[What is expected]:
Go through the records and copy each line where the word "Roman" occurs.

━━━━

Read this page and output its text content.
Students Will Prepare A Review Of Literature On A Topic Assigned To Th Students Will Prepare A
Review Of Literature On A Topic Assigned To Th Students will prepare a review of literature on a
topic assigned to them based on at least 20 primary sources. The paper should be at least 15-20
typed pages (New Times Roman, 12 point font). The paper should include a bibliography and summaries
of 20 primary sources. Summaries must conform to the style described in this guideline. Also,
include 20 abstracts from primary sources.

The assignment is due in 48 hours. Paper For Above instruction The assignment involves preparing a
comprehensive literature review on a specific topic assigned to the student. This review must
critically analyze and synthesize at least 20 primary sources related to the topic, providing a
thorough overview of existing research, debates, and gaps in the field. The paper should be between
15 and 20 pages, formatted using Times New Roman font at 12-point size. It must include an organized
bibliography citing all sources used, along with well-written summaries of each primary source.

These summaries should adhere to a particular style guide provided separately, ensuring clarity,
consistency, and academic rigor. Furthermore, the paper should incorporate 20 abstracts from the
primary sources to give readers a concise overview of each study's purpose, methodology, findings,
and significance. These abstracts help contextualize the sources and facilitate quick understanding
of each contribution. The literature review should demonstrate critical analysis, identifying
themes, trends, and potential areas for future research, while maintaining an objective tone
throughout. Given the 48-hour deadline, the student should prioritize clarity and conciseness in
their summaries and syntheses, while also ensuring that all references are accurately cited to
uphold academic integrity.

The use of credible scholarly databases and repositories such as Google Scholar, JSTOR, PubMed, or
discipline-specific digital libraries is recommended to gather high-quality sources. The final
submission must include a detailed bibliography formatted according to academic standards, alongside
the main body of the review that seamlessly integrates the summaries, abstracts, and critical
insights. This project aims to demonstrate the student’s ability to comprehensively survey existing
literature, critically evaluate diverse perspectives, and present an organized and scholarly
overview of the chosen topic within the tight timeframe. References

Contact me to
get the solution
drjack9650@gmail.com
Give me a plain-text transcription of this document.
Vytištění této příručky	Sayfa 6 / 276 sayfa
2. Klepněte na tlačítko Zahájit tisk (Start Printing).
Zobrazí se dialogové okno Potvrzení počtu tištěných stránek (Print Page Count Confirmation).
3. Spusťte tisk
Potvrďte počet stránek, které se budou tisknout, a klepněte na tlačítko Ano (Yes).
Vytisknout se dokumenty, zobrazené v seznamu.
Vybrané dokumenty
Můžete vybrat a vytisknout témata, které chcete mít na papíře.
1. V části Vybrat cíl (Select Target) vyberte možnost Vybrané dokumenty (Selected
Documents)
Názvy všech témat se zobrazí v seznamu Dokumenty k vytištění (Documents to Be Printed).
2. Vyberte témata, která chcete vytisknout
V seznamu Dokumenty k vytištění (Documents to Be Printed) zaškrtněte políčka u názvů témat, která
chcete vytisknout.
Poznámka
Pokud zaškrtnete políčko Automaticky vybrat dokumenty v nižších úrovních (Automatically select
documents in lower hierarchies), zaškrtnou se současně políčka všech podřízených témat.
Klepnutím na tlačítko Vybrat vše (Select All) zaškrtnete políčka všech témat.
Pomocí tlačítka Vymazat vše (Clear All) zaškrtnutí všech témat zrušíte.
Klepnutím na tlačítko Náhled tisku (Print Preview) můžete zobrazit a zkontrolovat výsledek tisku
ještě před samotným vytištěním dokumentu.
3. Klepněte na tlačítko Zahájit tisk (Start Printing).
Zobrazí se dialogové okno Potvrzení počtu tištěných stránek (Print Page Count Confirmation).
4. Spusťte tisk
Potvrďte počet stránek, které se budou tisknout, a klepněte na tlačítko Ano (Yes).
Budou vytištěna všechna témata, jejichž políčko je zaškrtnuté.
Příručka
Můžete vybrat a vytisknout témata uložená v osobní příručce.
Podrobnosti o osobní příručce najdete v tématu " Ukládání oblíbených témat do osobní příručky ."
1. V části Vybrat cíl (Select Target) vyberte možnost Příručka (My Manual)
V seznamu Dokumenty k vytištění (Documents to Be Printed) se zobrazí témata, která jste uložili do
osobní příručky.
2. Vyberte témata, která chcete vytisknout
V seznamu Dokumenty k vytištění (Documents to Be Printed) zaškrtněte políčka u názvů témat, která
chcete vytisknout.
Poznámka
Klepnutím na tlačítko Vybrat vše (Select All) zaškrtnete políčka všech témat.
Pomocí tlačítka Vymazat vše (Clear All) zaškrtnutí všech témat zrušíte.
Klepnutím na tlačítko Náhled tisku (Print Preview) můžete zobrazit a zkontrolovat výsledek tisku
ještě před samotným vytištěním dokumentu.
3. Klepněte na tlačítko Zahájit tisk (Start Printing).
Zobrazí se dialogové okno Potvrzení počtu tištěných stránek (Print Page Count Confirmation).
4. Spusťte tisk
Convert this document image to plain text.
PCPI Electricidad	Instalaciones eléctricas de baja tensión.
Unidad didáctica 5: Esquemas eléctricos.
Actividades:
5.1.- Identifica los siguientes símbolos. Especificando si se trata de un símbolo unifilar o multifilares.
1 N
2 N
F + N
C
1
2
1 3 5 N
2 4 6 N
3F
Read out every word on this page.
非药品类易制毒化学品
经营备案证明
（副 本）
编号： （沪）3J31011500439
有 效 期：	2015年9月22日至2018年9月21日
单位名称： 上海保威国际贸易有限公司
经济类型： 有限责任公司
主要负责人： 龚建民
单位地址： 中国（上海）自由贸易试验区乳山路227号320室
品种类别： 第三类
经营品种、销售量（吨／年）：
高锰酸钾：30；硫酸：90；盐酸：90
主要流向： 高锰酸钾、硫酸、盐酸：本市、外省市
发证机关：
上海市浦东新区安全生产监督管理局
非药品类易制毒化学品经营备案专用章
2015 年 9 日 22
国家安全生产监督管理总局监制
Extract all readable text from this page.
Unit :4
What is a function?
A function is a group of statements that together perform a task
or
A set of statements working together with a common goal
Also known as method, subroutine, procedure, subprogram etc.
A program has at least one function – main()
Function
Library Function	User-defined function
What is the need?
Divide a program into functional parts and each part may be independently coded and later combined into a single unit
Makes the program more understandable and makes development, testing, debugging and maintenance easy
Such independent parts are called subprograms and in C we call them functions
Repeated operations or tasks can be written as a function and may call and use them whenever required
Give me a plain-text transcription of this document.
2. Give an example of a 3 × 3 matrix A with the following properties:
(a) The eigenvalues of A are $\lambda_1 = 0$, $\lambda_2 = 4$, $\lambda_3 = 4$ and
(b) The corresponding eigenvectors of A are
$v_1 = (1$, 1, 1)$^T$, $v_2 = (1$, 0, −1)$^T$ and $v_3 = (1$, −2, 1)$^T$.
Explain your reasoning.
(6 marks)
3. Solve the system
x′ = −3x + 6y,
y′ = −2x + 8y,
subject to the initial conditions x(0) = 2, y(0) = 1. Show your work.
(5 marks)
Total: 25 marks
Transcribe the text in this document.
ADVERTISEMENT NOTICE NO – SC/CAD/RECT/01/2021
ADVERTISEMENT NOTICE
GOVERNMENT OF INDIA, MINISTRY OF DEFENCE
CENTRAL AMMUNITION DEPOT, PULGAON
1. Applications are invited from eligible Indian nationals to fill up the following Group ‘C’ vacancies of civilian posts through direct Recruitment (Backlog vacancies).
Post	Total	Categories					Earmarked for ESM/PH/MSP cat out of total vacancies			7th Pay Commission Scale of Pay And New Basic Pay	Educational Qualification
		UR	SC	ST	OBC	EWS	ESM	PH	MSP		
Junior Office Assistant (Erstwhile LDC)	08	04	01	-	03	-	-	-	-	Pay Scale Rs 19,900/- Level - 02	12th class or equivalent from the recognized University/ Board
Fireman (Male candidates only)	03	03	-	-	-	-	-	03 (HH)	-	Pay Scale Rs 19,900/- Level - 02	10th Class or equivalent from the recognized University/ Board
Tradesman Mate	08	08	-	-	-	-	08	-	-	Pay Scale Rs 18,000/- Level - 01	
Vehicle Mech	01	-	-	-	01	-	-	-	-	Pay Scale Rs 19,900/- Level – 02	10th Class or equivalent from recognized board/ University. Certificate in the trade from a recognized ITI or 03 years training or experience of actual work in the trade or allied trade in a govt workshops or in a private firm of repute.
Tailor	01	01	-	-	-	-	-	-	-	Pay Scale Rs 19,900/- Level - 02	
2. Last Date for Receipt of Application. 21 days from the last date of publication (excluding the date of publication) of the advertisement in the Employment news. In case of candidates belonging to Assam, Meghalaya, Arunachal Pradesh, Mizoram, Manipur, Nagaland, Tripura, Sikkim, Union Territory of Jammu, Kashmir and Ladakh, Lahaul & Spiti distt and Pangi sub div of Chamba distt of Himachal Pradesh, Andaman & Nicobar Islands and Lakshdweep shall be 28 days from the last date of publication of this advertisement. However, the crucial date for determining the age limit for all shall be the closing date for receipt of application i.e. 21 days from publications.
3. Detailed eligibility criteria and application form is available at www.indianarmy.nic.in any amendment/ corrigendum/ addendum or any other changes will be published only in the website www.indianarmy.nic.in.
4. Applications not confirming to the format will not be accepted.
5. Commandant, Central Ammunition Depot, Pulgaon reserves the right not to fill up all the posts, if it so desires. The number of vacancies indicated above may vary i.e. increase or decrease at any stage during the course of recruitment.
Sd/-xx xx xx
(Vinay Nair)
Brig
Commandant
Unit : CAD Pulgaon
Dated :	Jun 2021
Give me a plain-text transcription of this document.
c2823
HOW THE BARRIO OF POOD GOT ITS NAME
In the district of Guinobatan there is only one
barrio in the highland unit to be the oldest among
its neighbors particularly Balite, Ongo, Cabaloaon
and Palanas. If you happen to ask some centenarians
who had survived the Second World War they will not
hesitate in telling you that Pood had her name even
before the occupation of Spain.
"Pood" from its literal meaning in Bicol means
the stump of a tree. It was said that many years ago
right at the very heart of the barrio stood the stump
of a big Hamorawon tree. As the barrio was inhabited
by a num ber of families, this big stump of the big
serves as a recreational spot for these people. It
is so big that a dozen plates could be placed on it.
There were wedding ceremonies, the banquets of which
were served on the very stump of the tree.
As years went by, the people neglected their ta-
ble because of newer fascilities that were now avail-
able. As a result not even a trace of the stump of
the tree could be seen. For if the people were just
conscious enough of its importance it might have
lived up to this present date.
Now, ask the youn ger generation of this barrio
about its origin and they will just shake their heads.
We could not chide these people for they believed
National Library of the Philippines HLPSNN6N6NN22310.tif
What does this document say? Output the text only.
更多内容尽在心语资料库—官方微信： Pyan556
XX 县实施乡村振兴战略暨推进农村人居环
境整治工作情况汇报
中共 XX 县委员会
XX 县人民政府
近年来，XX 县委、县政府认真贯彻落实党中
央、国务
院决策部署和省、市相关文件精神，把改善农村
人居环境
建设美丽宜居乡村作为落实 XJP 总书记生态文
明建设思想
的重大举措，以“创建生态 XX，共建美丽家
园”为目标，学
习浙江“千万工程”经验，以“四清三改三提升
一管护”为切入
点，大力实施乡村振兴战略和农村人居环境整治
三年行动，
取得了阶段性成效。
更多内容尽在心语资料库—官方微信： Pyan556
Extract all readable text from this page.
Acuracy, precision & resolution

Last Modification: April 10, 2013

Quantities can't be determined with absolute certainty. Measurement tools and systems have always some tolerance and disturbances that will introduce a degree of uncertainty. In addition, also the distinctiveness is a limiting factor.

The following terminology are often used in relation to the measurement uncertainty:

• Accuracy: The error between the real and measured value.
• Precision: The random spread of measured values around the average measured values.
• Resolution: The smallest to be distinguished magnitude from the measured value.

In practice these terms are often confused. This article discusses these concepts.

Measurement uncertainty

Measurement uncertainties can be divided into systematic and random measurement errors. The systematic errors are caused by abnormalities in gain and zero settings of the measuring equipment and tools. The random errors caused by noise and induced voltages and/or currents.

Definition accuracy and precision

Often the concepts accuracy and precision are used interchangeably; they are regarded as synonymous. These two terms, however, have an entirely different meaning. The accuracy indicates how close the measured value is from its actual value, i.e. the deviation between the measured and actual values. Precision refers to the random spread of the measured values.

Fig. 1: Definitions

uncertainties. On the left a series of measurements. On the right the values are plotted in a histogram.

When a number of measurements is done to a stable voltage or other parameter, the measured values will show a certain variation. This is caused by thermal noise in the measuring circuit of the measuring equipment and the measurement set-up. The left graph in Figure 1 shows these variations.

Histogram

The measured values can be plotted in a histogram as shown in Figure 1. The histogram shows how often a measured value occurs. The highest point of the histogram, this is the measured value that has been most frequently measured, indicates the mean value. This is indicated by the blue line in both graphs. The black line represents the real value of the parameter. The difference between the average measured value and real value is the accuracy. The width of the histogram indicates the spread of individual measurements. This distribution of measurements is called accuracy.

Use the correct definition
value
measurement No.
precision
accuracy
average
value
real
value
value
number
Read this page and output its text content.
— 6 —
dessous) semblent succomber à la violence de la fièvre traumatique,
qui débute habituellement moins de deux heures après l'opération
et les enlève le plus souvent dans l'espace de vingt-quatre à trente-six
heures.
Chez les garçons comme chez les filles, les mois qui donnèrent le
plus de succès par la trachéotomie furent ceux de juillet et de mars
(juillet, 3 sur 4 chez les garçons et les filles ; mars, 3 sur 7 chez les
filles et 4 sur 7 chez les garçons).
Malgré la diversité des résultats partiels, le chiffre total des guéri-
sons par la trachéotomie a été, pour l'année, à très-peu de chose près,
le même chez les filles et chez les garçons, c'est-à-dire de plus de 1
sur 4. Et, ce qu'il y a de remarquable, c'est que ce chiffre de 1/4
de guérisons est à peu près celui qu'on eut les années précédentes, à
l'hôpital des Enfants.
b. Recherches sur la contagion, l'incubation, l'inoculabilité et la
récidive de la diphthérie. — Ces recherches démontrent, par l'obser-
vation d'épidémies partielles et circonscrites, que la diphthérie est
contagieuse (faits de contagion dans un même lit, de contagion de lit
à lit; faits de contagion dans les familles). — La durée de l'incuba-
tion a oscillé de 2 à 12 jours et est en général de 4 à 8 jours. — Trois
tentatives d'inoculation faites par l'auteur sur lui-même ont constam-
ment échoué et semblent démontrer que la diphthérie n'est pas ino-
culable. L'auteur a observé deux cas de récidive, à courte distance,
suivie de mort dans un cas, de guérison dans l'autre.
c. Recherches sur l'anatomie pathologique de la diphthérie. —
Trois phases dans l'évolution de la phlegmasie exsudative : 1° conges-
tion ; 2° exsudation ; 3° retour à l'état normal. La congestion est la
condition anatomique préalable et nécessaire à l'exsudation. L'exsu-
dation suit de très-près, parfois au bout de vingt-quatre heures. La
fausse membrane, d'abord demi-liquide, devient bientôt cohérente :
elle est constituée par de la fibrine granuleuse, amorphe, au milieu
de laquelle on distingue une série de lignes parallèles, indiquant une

━━━━

[Expected answer]:
typed pages (New Times Roman, 12 point font). The paper should include a bibliography and summaries
15 and 20 pages, formatted using Times New Roman font at 12-point size. It must include an organized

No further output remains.